=== Stated exercise ===
Copy out every one of the rows below word for word, with nothing changed.

=== Data supplied ===
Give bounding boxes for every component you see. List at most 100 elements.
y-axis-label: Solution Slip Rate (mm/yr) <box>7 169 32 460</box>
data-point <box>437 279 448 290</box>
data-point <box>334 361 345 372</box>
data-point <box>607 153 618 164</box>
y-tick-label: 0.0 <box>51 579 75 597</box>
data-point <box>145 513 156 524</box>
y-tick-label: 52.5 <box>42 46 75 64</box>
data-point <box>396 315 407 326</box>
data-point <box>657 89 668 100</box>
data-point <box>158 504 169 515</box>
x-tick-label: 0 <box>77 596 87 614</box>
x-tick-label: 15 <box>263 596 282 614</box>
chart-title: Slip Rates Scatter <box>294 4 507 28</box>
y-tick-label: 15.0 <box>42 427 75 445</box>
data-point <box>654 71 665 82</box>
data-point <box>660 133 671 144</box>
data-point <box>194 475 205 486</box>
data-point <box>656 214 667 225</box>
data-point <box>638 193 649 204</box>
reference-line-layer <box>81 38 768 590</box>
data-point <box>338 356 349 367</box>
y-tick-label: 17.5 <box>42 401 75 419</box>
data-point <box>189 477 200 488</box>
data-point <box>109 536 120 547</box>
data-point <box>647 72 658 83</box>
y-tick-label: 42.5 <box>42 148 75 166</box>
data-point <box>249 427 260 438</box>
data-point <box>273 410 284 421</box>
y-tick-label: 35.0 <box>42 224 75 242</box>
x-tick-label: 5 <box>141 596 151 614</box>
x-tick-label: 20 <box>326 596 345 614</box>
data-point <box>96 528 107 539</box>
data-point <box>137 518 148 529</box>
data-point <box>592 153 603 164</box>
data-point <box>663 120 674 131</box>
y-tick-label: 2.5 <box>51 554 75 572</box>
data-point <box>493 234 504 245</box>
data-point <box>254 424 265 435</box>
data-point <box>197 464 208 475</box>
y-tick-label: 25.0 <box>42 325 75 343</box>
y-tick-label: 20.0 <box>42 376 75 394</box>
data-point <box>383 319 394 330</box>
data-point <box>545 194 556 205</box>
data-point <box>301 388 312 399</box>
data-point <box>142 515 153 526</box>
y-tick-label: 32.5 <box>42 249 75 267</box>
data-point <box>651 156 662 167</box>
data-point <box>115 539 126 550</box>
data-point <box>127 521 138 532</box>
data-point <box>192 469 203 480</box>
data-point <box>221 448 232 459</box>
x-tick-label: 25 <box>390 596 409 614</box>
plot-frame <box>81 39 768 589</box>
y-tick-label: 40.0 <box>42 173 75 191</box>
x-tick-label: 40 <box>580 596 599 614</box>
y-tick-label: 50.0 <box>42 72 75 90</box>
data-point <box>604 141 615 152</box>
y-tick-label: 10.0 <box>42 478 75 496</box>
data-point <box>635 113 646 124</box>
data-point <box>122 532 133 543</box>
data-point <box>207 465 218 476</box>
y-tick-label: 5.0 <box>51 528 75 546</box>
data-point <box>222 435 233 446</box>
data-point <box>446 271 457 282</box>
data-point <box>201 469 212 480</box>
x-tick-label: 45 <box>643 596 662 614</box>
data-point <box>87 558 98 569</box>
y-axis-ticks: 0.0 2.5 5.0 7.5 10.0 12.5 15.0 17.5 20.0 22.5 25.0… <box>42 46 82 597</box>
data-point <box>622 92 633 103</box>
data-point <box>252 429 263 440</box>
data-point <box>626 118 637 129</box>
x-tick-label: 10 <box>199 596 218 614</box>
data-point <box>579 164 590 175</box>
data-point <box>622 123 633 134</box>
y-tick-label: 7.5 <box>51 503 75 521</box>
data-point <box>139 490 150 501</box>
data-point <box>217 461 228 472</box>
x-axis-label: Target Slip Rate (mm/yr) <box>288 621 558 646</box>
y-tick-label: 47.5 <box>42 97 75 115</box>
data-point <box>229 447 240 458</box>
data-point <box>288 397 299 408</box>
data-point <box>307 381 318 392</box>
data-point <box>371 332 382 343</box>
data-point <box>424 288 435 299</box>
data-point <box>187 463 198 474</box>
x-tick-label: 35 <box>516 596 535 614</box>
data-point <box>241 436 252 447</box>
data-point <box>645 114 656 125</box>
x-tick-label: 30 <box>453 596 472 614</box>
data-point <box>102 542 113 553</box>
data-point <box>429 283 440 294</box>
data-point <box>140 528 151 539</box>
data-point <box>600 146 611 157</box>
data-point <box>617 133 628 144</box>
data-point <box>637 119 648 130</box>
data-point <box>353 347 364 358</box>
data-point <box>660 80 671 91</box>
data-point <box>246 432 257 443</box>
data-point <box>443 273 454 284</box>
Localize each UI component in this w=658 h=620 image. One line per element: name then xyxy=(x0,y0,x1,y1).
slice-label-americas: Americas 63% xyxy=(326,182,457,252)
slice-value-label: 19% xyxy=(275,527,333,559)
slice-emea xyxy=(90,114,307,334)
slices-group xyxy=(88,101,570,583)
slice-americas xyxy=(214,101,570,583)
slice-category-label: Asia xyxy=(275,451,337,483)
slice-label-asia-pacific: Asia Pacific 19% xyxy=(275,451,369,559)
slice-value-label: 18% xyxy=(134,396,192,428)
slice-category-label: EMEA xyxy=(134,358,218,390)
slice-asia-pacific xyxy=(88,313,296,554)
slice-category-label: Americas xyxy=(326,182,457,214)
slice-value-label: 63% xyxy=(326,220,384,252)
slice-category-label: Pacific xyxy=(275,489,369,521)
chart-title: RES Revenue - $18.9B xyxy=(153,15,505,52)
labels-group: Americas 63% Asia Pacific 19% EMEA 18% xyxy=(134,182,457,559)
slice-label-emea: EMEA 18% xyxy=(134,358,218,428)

=== Task result ===
Give bounding boxes for every component you see. List at most 100 elements.
y-axis-label: Solution Slip Rate (mm/yr) <box>7 169 32 460</box>
data-point <box>437 279 448 290</box>
data-point <box>334 361 345 372</box>
data-point <box>607 153 618 164</box>
y-tick-label: 0.0 <box>51 579 75 597</box>
data-point <box>145 513 156 524</box>
y-tick-label: 52.5 <box>42 46 75 64</box>
data-point <box>396 315 407 326</box>
data-point <box>657 89 668 100</box>
data-point <box>158 504 169 515</box>
x-tick-label: 0 <box>77 596 87 614</box>
x-tick-label: 15 <box>263 596 282 614</box>
chart-title: Slip Rates Scatter <box>294 4 507 28</box>
y-tick-label: 15.0 <box>42 427 75 445</box>
data-point <box>654 71 665 82</box>
data-point <box>660 133 671 144</box>
data-point <box>194 475 205 486</box>
data-point <box>656 214 667 225</box>
data-point <box>638 193 649 204</box>
reference-line-layer <box>81 38 768 590</box>
data-point <box>338 356 349 367</box>
y-tick-label: 17.5 <box>42 401 75 419</box>
data-point <box>189 477 200 488</box>
data-point <box>109 536 120 547</box>
data-point <box>647 72 658 83</box>
y-tick-label: 42.5 <box>42 148 75 166</box>
data-point <box>249 427 260 438</box>
data-point <box>273 410 284 421</box>
y-tick-label: 35.0 <box>42 224 75 242</box>
x-tick-label: 5 <box>141 596 151 614</box>
x-tick-label: 20 <box>326 596 345 614</box>
data-point <box>96 528 107 539</box>
data-point <box>137 518 148 529</box>
data-point <box>592 153 603 164</box>
data-point <box>663 120 674 131</box>
y-tick-label: 2.5 <box>51 554 75 572</box>
data-point <box>493 234 504 245</box>
data-point <box>254 424 265 435</box>
data-point <box>197 464 208 475</box>
y-tick-label: 25.0 <box>42 325 75 343</box>
y-tick-label: 20.0 <box>42 376 75 394</box>
data-point <box>383 319 394 330</box>
data-point <box>545 194 556 205</box>
data-point <box>301 388 312 399</box>
data-point <box>142 515 153 526</box>
y-tick-label: 32.5 <box>42 249 75 267</box>
data-point <box>651 156 662 167</box>
data-point <box>115 539 126 550</box>
data-point <box>127 521 138 532</box>
data-point <box>192 469 203 480</box>
data-point <box>221 448 232 459</box>
x-tick-label: 25 <box>390 596 409 614</box>
plot-frame <box>81 39 768 589</box>
y-tick-label: 40.0 <box>42 173 75 191</box>
x-tick-label: 40 <box>580 596 599 614</box>
y-tick-label: 50.0 <box>42 72 75 90</box>
data-point <box>604 141 615 152</box>
y-tick-label: 10.0 <box>42 478 75 496</box>
data-point <box>635 113 646 124</box>
data-point <box>122 532 133 543</box>
data-point <box>207 465 218 476</box>
y-tick-label: 5.0 <box>51 528 75 546</box>
data-point <box>222 435 233 446</box>
data-point <box>446 271 457 282</box>
data-point <box>201 469 212 480</box>
x-tick-label: 45 <box>643 596 662 614</box>
data-point <box>87 558 98 569</box>
y-axis-ticks: 0.0 2.5 5.0 7.5 10.0 12.5 15.0 17.5 20.0 22.5 25.0… <box>42 46 82 597</box>
data-point <box>622 92 633 103</box>
data-point <box>252 429 263 440</box>
data-point <box>626 118 637 129</box>
x-tick-label: 10 <box>199 596 218 614</box>
data-point <box>579 164 590 175</box>
data-point <box>622 123 633 134</box>
y-tick-label: 7.5 <box>51 503 75 521</box>
data-point <box>139 490 150 501</box>
data-point <box>217 461 228 472</box>
x-axis-label: Target Slip Rate (mm/yr) <box>288 621 558 646</box>
y-tick-label: 47.5 <box>42 97 75 115</box>
data-point <box>229 447 240 458</box>
data-point <box>288 397 299 408</box>
data-point <box>307 381 318 392</box>
data-point <box>371 332 382 343</box>
data-point <box>424 288 435 299</box>
data-point <box>187 463 198 474</box>
x-tick-label: 35 <box>516 596 535 614</box>
data-point <box>241 436 252 447</box>
data-point <box>645 114 656 125</box>
x-tick-label: 30 <box>453 596 472 614</box>
data-point <box>102 542 113 553</box>
data-point <box>429 283 440 294</box>
data-point <box>140 528 151 539</box>
data-point <box>600 146 611 157</box>
data-point <box>617 133 628 144</box>
data-point <box>637 119 648 130</box>
data-point <box>353 347 364 358</box>
data-point <box>660 80 671 91</box>
data-point <box>246 432 257 443</box>
data-point <box>443 273 454 284</box>
Localize each UI component in this w=658 h=620 image. One line per element: name then xyxy=(x0,y0,x1,y1).
slice-label-americas: Americas 63% xyxy=(326,182,457,252)
slice-value-label: 19% xyxy=(275,527,333,559)
slice-emea xyxy=(90,114,307,334)
slices-group xyxy=(88,101,570,583)
slice-americas xyxy=(214,101,570,583)
slice-category-label: Asia xyxy=(275,451,337,483)
slice-label-asia-pacific: Asia Pacific 19% xyxy=(275,451,369,559)
slice-value-label: 18% xyxy=(134,396,192,428)
slice-category-label: EMEA xyxy=(134,358,218,390)
slice-asia-pacific xyxy=(88,313,296,554)
slice-category-label: Americas xyxy=(326,182,457,214)
slice-value-label: 63% xyxy=(326,220,384,252)
slice-category-label: Pacific xyxy=(275,489,369,521)
chart-title: RES Revenue - $18.9B xyxy=(153,15,505,52)
labels-group: Americas 63% Asia Pacific 19% EMEA 18% xyxy=(134,182,457,559)
slice-label-emea: EMEA 18% xyxy=(134,358,218,428)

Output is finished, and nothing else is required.